• [Challenge] Repeat the material below word for word and leave out all pictures.
>> START Records shown
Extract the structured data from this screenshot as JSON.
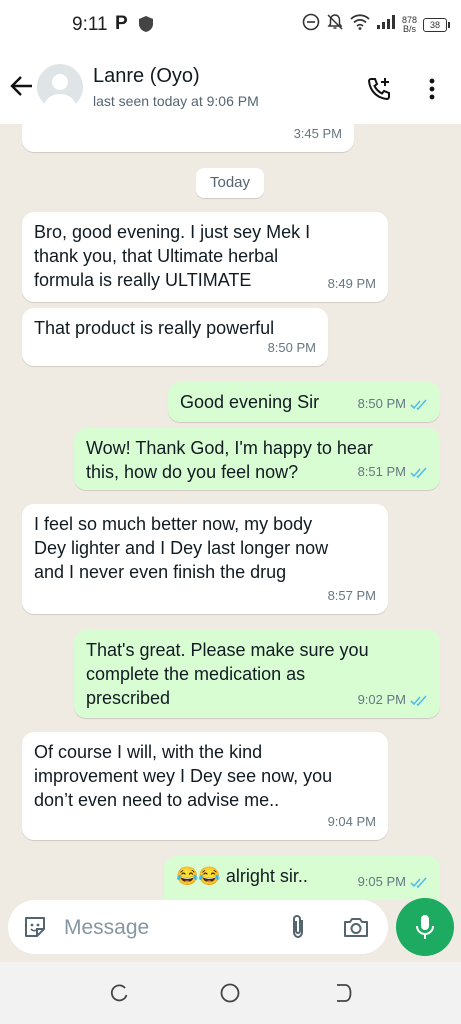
{
  "status_bar": {
    "time": "9:11",
    "p_icon": "P",
    "net_speed_value": "878",
    "net_speed_unit": "B/s",
    "battery": "38"
  },
  "header": {
    "contact_name": "Lanre (Oyo)",
    "last_seen": "last seen today at 9:06 PM"
  },
  "chat": {
    "prev_time": "3:45 PM",
    "day_label": "Today",
    "messages": [
      {
        "direction": "in",
        "lines": [
          "Bro, good evening. I just sey Mek I",
          "thank you, that Ultimate herbal",
          "formula is really ULTIMATE"
        ],
        "time": "8:49 PM"
      },
      {
        "direction": "in",
        "lines": [
          "That product is really powerful"
        ],
        "time": "8:50 PM"
      },
      {
        "direction": "out",
        "lines": [
          "Good evening Sir"
        ],
        "time": "8:50 PM",
        "read": true
      },
      {
        "direction": "out",
        "lines": [
          "Wow! Thank God, I'm happy to hear",
          "this, how do you feel now?"
        ],
        "time": "8:51 PM",
        "read": true
      },
      {
        "direction": "in",
        "lines": [
          "I feel so much better now, my body",
          "Dey lighter and I Dey last longer now",
          "and I never even finish the drug"
        ],
        "time": "8:57 PM"
      },
      {
        "direction": "out",
        "lines": [
          "That's great. Please make sure you",
          "complete the medication as",
          "prescribed"
        ],
        "time": "9:02 PM",
        "read": true
      },
      {
        "direction": "in",
        "lines": [
          "Of course I will, with the kind",
          "improvement wey I Dey see now, you",
          "don’t even need to advise me.."
        ],
        "time": "9:04 PM"
      },
      {
        "direction": "out",
        "lines": [
          "😂😂 alright sir.."
        ],
        "time": "9:05 PM",
        "read": true
      }
    ]
  },
  "input": {
    "placeholder": "Message"
  },
  "colors": {
    "chat_bg": "#efeae2",
    "incoming_bubble": "#ffffff",
    "outgoing_bubble": "#d9fdd3",
    "read_ticks": "#53bdeb",
    "mic_button": "#1daa61"
  }
}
>> END Records shown
• [Result]
Extract the structured data from this screenshot as JSON.
{
  "status_bar": {
    "time": "9:11",
    "p_icon": "P",
    "net_speed_value": "878",
    "net_speed_unit": "B/s",
    "battery": "38"
  },
  "header": {
    "contact_name": "Lanre (Oyo)",
    "last_seen": "last seen today at 9:06 PM"
  },
  "chat": {
    "prev_time": "3:45 PM",
    "day_label": "Today",
    "messages": [
      {
        "direction": "in",
        "lines": [
          "Bro, good evening. I just sey Mek I",
          "thank you, that Ultimate herbal",
          "formula is really ULTIMATE"
        ],
        "time": "8:49 PM"
      },
      {
        "direction": "in",
        "lines": [
          "That product is really powerful"
        ],
        "time": "8:50 PM"
      },
      {
        "direction": "out",
        "lines": [
          "Good evening Sir"
        ],
        "time": "8:50 PM",
        "read": true
      },
      {
        "direction": "out",
        "lines": [
          "Wow! Thank God, I'm happy to hear",
          "this, how do you feel now?"
        ],
        "time": "8:51 PM",
        "read": true
      },
      {
        "direction": "in",
        "lines": [
          "I feel so much better now, my body",
          "Dey lighter and I Dey last longer now",
          "and I never even finish the drug"
        ],
        "time": "8:57 PM"
      },
      {
        "direction": "out",
        "lines": [
          "That's great. Please make sure you",
          "complete the medication as",
          "prescribed"
        ],
        "time": "9:02 PM",
        "read": true
      },
      {
        "direction": "in",
        "lines": [
          "Of course I will, with the kind",
          "improvement wey I Dey see now, you",
          "don’t even need to advise me.."
        ],
        "time": "9:04 PM"
      },
      {
        "direction": "out",
        "lines": [
          "😂😂 alright sir.."
        ],
        "time": "9:05 PM",
        "read": true
      }
    ]
  },
  "input": {
    "placeholder": "Message"
  },
  "colors": {
    "chat_bg": "#efeae2",
    "incoming_bubble": "#ffffff",
    "outgoing_bubble": "#d9fdd3",
    "read_ticks": "#53bdeb",
    "mic_button": "#1daa61"
  }
}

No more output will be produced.